Stored entries:
================================
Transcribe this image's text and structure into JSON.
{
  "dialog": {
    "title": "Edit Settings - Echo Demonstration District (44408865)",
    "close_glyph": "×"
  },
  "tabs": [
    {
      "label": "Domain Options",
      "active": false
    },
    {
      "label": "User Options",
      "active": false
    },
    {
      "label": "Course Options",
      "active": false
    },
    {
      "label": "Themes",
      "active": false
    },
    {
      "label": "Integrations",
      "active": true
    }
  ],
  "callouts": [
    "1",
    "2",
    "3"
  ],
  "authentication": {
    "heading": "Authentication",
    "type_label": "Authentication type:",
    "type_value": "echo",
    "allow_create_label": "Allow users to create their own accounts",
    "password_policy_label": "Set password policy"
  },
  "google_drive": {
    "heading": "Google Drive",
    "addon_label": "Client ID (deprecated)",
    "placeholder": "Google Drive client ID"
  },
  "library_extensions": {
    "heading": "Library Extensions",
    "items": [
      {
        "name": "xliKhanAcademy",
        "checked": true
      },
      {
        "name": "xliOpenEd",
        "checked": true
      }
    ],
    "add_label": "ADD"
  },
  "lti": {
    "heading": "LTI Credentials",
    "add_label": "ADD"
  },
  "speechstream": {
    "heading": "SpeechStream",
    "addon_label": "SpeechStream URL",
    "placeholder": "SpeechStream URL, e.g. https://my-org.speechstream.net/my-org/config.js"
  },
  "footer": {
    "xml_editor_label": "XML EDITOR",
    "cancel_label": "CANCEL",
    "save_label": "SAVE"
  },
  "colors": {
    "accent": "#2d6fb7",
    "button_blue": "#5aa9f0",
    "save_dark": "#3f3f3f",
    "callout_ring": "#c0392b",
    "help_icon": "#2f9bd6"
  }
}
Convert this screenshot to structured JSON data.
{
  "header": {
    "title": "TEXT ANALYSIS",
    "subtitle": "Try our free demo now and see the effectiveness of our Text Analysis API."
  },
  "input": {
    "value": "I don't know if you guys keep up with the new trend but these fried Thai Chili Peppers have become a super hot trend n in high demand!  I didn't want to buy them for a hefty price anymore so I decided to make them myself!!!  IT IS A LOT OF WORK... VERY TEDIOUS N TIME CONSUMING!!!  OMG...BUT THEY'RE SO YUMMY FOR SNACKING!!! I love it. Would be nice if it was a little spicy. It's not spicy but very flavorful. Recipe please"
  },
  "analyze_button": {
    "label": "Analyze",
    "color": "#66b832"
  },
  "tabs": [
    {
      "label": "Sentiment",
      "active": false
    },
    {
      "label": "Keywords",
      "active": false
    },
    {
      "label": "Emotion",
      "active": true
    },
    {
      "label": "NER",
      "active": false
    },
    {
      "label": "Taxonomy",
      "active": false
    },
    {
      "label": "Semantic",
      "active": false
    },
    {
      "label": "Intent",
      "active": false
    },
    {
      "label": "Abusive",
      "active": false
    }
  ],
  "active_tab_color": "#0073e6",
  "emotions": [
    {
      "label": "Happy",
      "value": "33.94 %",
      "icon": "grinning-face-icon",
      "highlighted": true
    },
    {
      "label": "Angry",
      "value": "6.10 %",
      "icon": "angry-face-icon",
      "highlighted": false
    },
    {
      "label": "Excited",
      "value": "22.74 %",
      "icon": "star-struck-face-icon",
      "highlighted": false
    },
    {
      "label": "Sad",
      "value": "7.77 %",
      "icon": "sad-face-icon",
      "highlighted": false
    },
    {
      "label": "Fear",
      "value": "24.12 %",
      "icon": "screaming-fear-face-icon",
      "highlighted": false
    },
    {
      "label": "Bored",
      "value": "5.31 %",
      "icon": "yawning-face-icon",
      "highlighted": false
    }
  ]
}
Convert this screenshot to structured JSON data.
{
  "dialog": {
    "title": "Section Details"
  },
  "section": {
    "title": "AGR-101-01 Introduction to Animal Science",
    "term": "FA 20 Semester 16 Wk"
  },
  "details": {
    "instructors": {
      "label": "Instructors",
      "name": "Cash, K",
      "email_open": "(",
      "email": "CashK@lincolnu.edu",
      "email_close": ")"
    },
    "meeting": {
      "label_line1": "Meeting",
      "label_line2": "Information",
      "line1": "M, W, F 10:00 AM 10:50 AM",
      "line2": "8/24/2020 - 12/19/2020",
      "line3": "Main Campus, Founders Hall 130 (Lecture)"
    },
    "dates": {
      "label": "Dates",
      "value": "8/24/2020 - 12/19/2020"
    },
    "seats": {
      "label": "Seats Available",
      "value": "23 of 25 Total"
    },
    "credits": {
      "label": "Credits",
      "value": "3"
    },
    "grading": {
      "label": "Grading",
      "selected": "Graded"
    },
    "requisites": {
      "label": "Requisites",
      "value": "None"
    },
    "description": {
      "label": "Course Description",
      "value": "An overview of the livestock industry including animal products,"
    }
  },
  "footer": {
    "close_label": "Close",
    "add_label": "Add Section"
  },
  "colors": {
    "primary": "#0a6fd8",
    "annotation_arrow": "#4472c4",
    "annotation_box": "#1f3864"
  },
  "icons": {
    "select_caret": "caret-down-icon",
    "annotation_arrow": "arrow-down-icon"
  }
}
================================
# [What is required]
Gather and return every line that holds the string "Options".

# [Solution for this task]
      "label": "Domain Options",
      "label": "User Options",
      "label": "Course Options",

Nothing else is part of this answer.